→ **WHAT YOU HAVE TO DO**: Reproduce each of the following rows verbatim, line for line.

Element and coordinate rows:
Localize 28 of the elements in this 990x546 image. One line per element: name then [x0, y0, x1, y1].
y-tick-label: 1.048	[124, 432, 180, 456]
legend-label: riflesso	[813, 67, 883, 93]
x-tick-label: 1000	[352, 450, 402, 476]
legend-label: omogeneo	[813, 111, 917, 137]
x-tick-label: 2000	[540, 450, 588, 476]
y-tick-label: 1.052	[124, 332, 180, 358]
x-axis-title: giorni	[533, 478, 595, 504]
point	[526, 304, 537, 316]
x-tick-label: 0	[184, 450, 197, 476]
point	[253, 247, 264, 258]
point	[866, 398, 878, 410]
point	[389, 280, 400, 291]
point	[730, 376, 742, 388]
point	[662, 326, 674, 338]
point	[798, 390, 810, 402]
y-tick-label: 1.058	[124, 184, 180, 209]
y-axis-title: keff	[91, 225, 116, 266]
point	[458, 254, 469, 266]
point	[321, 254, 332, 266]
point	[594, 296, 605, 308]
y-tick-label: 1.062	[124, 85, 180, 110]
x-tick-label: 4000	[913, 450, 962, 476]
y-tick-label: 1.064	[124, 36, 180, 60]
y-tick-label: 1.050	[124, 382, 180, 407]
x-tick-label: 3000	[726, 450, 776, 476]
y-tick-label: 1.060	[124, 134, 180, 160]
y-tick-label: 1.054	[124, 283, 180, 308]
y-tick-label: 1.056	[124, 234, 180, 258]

→ **CORRECT ANSWER**:
Localize 28 of the elements in this 990x546 image. One line per element: name then [x0, y0, x1, y1].
y-tick-label: 1.048	[124, 432, 180, 456]
legend-label: riflesso	[813, 67, 883, 93]
x-tick-label: 1000	[352, 450, 402, 476]
legend-label: omogeneo	[813, 111, 917, 137]
x-tick-label: 2000	[540, 450, 588, 476]
y-tick-label: 1.052	[124, 332, 180, 358]
x-axis-title: giorni	[533, 478, 595, 504]
point	[526, 304, 537, 316]
x-tick-label: 0	[184, 450, 197, 476]
point	[253, 247, 264, 258]
point	[866, 398, 878, 410]
point	[389, 280, 400, 291]
point	[730, 376, 742, 388]
point	[662, 326, 674, 338]
point	[798, 390, 810, 402]
y-tick-label: 1.058	[124, 184, 180, 209]
y-axis-title: keff	[91, 225, 116, 266]
point	[458, 254, 469, 266]
point	[321, 254, 332, 266]
point	[594, 296, 605, 308]
y-tick-label: 1.062	[124, 85, 180, 110]
x-tick-label: 4000	[913, 450, 962, 476]
y-tick-label: 1.064	[124, 36, 180, 60]
y-tick-label: 1.050	[124, 382, 180, 407]
x-tick-label: 3000	[726, 450, 776, 476]
y-tick-label: 1.060	[124, 134, 180, 160]
y-tick-label: 1.054	[124, 283, 180, 308]
y-tick-label: 1.056	[124, 234, 180, 258]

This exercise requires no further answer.